> **Exercise input**
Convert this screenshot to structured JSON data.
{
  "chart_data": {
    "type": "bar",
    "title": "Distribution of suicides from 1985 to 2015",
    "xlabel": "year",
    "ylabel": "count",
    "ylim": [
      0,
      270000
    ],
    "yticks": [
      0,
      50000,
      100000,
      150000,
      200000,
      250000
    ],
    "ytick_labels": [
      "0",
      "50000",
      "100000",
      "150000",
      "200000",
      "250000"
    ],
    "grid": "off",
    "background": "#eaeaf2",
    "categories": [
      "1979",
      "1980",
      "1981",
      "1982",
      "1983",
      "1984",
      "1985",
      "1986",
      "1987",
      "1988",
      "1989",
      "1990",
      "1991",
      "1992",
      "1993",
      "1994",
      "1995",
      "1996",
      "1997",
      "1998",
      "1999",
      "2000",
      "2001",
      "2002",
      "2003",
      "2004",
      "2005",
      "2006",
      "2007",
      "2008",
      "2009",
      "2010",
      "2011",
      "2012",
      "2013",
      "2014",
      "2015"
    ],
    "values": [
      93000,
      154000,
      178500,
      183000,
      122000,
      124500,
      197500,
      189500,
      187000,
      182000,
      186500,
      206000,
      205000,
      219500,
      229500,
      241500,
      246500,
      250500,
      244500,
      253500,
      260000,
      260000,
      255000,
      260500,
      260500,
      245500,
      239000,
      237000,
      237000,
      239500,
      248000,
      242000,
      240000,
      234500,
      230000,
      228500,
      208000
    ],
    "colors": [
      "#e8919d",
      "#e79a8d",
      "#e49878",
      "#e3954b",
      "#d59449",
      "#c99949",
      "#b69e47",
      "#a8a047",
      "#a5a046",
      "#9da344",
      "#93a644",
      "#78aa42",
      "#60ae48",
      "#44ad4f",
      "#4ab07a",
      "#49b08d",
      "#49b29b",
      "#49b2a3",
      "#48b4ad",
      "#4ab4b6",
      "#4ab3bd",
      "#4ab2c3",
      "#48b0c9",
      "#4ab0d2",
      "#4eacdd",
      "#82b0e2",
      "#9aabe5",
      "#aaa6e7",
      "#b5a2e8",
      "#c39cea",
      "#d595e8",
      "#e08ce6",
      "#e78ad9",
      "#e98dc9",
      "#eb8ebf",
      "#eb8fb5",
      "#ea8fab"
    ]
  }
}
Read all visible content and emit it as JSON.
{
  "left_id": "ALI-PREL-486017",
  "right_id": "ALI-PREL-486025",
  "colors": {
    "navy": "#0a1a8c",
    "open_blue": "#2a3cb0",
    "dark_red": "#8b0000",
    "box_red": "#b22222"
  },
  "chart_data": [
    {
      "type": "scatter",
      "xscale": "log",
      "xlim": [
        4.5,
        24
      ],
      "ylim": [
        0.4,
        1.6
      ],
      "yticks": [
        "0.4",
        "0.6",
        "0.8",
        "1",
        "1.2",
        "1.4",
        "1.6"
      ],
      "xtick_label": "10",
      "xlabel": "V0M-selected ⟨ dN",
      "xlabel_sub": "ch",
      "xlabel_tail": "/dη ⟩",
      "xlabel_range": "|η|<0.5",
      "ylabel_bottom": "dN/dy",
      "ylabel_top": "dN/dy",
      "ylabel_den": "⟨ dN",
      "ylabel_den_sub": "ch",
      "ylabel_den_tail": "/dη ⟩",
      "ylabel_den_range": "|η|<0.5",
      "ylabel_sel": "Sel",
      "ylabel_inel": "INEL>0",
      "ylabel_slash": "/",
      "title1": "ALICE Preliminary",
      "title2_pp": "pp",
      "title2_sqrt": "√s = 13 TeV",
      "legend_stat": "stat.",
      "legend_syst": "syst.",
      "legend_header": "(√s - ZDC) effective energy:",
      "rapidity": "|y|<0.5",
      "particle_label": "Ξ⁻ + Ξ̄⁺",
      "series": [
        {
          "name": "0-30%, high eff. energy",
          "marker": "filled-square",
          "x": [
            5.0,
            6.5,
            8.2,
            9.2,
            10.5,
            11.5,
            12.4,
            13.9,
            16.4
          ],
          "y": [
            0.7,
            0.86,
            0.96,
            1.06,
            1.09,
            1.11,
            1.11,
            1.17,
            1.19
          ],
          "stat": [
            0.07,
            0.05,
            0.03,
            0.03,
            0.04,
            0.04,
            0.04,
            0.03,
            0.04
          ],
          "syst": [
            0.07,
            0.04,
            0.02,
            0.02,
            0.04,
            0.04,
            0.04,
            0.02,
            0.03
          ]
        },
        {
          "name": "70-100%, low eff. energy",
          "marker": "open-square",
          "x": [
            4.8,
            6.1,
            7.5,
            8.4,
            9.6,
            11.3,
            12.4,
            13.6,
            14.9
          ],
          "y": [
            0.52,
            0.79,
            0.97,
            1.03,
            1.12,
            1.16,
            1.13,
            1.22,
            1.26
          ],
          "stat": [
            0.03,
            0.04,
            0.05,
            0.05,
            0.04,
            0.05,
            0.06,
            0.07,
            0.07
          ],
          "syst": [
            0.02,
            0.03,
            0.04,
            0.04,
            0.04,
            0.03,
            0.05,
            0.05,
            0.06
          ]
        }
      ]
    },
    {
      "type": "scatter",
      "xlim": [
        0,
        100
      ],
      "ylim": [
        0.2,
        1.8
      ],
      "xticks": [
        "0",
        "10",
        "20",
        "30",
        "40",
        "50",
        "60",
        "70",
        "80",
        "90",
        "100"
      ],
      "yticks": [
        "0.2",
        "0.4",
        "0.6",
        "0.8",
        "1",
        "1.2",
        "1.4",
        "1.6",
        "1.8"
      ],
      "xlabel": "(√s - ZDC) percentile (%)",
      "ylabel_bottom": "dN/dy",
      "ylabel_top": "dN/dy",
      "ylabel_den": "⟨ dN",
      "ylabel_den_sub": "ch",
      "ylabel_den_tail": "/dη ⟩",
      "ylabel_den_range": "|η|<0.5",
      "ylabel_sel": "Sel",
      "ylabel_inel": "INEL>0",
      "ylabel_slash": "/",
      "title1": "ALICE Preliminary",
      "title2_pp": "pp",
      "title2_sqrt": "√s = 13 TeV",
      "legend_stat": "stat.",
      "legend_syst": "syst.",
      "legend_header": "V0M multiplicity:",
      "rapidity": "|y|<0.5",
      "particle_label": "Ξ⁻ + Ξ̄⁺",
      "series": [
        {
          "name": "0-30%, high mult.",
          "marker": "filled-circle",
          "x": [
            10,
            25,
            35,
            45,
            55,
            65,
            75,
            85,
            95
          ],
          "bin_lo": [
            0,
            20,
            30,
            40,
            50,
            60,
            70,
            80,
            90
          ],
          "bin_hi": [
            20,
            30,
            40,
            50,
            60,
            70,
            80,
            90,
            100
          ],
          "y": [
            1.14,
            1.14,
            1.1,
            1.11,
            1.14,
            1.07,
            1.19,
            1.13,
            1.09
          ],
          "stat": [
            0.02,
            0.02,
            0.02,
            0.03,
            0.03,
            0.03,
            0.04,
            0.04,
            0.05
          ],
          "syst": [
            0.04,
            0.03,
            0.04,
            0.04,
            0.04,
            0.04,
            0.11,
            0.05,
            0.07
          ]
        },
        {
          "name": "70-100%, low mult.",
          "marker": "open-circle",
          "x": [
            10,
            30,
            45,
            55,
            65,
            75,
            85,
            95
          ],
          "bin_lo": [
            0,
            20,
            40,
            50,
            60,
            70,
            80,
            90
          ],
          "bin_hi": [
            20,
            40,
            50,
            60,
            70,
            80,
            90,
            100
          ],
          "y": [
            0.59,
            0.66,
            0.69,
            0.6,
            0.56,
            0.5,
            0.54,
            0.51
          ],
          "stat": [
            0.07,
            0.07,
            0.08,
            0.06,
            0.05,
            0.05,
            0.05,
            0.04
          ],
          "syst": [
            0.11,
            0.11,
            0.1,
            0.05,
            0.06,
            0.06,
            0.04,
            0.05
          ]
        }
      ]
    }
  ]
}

> **Set problem**
Show all lines in the entries above where the string "filled" appears.

> **Answer to this problem**
          "marker": "filled-square",
          "marker": "filled-circle",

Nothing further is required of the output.